- Required work
Return the material below in full and exactly.
########################################
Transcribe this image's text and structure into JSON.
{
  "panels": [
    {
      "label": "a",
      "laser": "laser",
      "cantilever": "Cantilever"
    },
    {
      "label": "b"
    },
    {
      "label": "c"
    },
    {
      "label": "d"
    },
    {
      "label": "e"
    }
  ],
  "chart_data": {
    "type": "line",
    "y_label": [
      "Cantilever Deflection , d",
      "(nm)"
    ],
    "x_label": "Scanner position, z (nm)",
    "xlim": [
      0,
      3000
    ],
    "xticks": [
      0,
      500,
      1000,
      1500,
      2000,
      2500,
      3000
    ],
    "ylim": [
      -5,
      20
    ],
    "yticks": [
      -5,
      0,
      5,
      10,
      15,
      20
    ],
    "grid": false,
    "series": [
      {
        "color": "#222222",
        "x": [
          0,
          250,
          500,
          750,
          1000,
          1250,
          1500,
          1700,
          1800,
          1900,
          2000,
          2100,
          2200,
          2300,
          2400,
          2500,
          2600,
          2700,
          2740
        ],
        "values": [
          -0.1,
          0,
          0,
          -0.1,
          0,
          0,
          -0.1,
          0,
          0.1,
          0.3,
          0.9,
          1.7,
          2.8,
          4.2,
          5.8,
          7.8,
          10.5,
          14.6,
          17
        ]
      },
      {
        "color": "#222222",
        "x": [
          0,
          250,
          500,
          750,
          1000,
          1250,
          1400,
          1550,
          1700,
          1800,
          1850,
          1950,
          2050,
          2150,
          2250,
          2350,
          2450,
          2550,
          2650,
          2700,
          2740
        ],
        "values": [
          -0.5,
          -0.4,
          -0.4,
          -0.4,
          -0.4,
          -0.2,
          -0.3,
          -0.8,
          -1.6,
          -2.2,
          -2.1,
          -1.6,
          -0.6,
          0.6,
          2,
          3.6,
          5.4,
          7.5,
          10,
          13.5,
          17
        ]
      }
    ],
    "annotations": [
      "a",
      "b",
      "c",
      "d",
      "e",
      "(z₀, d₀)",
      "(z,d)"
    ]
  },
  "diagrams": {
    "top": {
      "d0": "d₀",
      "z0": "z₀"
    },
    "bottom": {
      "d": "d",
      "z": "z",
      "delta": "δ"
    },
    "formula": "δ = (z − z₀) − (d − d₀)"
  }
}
########################################
- Complete output
Transcribe this image's text and structure into JSON.
{
  "panels": [
    {
      "label": "a",
      "laser": "laser",
      "cantilever": "Cantilever"
    },
    {
      "label": "b"
    },
    {
      "label": "c"
    },
    {
      "label": "d"
    },
    {
      "label": "e"
    }
  ],
  "chart_data": {
    "type": "line",
    "y_label": [
      "Cantilever Deflection , d",
      "(nm)"
    ],
    "x_label": "Scanner position, z (nm)",
    "xlim": [
      0,
      3000
    ],
    "xticks": [
      0,
      500,
      1000,
      1500,
      2000,
      2500,
      3000
    ],
    "ylim": [
      -5,
      20
    ],
    "yticks": [
      -5,
      0,
      5,
      10,
      15,
      20
    ],
    "grid": false,
    "series": [
      {
        "color": "#222222",
        "x": [
          0,
          250,
          500,
          750,
          1000,
          1250,
          1500,
          1700,
          1800,
          1900,
          2000,
          2100,
          2200,
          2300,
          2400,
          2500,
          2600,
          2700,
          2740
        ],
        "values": [
          -0.1,
          0,
          0,
          -0.1,
          0,
          0,
          -0.1,
          0,
          0.1,
          0.3,
          0.9,
          1.7,
          2.8,
          4.2,
          5.8,
          7.8,
          10.5,
          14.6,
          17
        ]
      },
      {
        "color": "#222222",
        "x": [
          0,
          250,
          500,
          750,
          1000,
          1250,
          1400,
          1550,
          1700,
          1800,
          1850,
          1950,
          2050,
          2150,
          2250,
          2350,
          2450,
          2550,
          2650,
          2700,
          2740
        ],
        "values": [
          -0.5,
          -0.4,
          -0.4,
          -0.4,
          -0.4,
          -0.2,
          -0.3,
          -0.8,
          -1.6,
          -2.2,
          -2.1,
          -1.6,
          -0.6,
          0.6,
          2,
          3.6,
          5.4,
          7.5,
          10,
          13.5,
          17
        ]
      }
    ],
    "annotations": [
      "a",
      "b",
      "c",
      "d",
      "e",
      "(z₀, d₀)",
      "(z,d)"
    ]
  },
  "diagrams": {
    "top": {
      "d0": "d₀",
      "z0": "z₀"
    },
    "bottom": {
      "d": "d",
      "z": "z",
      "delta": "δ"
    },
    "formula": "δ = (z − z₀) − (d − d₀)"
  }
}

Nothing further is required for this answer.